== Dataset

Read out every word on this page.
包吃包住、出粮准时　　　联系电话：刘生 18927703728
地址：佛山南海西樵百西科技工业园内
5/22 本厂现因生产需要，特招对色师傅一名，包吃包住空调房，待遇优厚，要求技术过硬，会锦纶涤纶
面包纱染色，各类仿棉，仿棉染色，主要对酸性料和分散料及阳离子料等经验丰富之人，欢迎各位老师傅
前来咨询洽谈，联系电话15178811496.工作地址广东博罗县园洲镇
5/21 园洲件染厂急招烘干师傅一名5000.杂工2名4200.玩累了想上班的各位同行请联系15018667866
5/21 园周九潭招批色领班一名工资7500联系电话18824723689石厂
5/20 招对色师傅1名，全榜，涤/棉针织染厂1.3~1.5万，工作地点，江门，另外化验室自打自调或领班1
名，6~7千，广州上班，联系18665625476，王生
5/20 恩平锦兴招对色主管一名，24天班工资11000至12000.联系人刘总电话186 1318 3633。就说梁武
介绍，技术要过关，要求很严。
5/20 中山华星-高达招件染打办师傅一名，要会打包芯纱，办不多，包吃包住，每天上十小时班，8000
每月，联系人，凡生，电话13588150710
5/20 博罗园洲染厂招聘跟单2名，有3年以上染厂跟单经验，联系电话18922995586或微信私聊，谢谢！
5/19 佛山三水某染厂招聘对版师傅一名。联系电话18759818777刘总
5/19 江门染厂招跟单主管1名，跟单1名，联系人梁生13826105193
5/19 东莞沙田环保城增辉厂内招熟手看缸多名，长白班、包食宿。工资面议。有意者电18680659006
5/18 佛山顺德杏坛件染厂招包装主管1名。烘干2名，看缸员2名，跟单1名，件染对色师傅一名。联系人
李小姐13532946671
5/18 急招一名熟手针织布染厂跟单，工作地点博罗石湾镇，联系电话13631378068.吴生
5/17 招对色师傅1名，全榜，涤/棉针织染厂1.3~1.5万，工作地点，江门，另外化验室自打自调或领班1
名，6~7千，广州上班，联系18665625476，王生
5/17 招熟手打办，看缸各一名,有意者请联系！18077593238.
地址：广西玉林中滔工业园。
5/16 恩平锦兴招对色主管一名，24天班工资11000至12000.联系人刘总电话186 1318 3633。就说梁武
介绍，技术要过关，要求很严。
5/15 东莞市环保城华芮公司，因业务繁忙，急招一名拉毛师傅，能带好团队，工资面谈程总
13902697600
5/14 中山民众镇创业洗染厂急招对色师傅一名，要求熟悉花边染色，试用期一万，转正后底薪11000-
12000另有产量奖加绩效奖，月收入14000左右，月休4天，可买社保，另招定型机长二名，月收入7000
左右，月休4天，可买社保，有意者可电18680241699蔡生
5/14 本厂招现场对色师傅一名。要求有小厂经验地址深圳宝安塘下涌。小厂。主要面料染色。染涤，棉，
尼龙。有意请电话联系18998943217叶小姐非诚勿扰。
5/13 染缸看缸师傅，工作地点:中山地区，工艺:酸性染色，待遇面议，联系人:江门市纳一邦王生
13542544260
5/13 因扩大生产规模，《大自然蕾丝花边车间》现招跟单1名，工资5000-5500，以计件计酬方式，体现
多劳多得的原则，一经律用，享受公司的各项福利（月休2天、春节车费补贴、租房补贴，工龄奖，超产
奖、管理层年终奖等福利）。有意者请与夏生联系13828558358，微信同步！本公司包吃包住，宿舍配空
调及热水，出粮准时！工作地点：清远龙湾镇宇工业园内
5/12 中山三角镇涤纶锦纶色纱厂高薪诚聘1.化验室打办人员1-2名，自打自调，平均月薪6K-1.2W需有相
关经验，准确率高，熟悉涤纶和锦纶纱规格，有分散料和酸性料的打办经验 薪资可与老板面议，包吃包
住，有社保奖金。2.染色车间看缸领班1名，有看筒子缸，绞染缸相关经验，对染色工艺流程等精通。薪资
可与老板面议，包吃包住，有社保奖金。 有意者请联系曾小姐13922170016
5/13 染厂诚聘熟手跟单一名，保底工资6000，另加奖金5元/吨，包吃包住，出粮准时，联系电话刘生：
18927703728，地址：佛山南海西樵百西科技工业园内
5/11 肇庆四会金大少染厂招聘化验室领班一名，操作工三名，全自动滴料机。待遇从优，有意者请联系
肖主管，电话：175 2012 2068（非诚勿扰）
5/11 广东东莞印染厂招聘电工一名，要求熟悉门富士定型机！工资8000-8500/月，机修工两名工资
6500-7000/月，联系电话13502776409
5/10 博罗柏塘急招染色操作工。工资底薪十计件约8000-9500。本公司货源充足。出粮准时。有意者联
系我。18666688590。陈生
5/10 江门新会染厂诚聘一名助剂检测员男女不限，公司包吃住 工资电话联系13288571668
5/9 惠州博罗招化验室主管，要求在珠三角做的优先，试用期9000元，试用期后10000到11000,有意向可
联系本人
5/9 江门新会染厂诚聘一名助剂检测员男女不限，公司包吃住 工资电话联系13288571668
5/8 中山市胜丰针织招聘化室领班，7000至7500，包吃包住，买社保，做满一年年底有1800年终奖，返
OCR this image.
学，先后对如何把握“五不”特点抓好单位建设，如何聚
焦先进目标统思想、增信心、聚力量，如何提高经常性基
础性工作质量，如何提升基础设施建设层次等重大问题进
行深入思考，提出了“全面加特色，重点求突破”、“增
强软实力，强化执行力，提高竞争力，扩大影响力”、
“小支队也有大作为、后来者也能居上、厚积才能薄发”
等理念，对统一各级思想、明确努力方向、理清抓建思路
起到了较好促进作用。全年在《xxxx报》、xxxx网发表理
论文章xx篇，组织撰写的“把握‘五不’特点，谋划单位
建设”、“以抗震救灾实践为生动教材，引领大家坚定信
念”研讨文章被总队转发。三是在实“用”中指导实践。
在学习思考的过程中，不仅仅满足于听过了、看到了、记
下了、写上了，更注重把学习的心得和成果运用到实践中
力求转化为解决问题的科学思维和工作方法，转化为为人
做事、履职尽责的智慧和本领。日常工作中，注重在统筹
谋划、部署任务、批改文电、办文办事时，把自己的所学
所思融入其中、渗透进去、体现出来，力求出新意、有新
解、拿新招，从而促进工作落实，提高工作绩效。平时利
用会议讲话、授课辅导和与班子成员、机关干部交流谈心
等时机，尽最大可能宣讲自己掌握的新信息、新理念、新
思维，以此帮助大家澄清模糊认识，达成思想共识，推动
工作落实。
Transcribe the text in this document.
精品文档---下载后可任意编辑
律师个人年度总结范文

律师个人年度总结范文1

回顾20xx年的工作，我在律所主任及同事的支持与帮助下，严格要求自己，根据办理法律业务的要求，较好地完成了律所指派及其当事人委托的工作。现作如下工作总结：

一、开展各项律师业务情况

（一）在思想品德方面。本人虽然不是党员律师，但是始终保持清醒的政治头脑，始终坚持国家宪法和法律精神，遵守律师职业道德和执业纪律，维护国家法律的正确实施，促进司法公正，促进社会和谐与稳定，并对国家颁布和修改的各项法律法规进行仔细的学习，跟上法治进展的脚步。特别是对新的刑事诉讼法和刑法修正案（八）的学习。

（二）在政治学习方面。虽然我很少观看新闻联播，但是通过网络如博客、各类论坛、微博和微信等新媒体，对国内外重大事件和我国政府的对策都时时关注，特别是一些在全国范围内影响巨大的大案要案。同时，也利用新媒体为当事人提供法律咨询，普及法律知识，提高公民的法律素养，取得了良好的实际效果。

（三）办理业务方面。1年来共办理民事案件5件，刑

====

- Exercise details
For this exercise, please retype exactly the lines in the listing from the line with "OCR this image." through its last line, both ends included.

- Final answer
OCR this image.
学，先后对如何把握“五不”特点抓好单位建设，如何聚
焦先进目标统思想、增信心、聚力量，如何提高经常性基
础性工作质量，如何提升基础设施建设层次等重大问题进
行深入思考，提出了“全面加特色，重点求突破”、“增
强软实力，强化执行力，提高竞争力，扩大影响力”、
“小支队也有大作为、后来者也能居上、厚积才能薄发”
等理念，对统一各级思想、明确努力方向、理清抓建思路
起到了较好促进作用。全年在《xxxx报》、xxxx网发表理
论文章xx篇，组织撰写的“把握‘五不’特点，谋划单位
建设”、“以抗震救灾实践为生动教材，引领大家坚定信
念”研讨文章被总队转发。三是在实“用”中指导实践。
在学习思考的过程中，不仅仅满足于听过了、看到了、记
下了、写上了，更注重把学习的心得和成果运用到实践中
力求转化为解决问题的科学思维和工作方法，转化为为人
做事、履职尽责的智慧和本领。日常工作中，注重在统筹
谋划、部署任务、批改文电、办文办事时，把自己的所学
所思融入其中、渗透进去、体现出来，力求出新意、有新
解、拿新招，从而促进工作落实，提高工作绩效。平时利
用会议讲话、授课辅导和与班子成员、机关干部交流谈心
等时机，尽最大可能宣讲自己掌握的新信息、新理念、新
思维，以此帮助大家澄清模糊认识，达成思想共识，推动
工作落实。
Transcribe the text in this document.
精品文档---下载后可任意编辑
律师个人年度总结范文

律师个人年度总结范文1

回顾20xx年的工作，我在律所主任及同事的支持与帮助下，严格要求自己，根据办理法律业务的要求，较好地完成了律所指派及其当事人委托的工作。现作如下工作总结：

一、开展各项律师业务情况

（一）在思想品德方面。本人虽然不是党员律师，但是始终保持清醒的政治头脑，始终坚持国家宪法和法律精神，遵守律师职业道德和执业纪律，维护国家法律的正确实施，促进司法公正，促进社会和谐与稳定，并对国家颁布和修改的各项法律法规进行仔细的学习，跟上法治进展的脚步。特别是对新的刑事诉讼法和刑法修正案（八）的学习。

（二）在政治学习方面。虽然我很少观看新闻联播，但是通过网络如博客、各类论坛、微博和微信等新媒体，对国内外重大事件和我国政府的对策都时时关注，特别是一些在全国范围内影响巨大的大案要案。同时，也利用新媒体为当事人提供法律咨询，普及法律知识，提高公民的法律素养，取得了良好的实际效果。

（三）办理业务方面。1年来共办理民事案件5件，刑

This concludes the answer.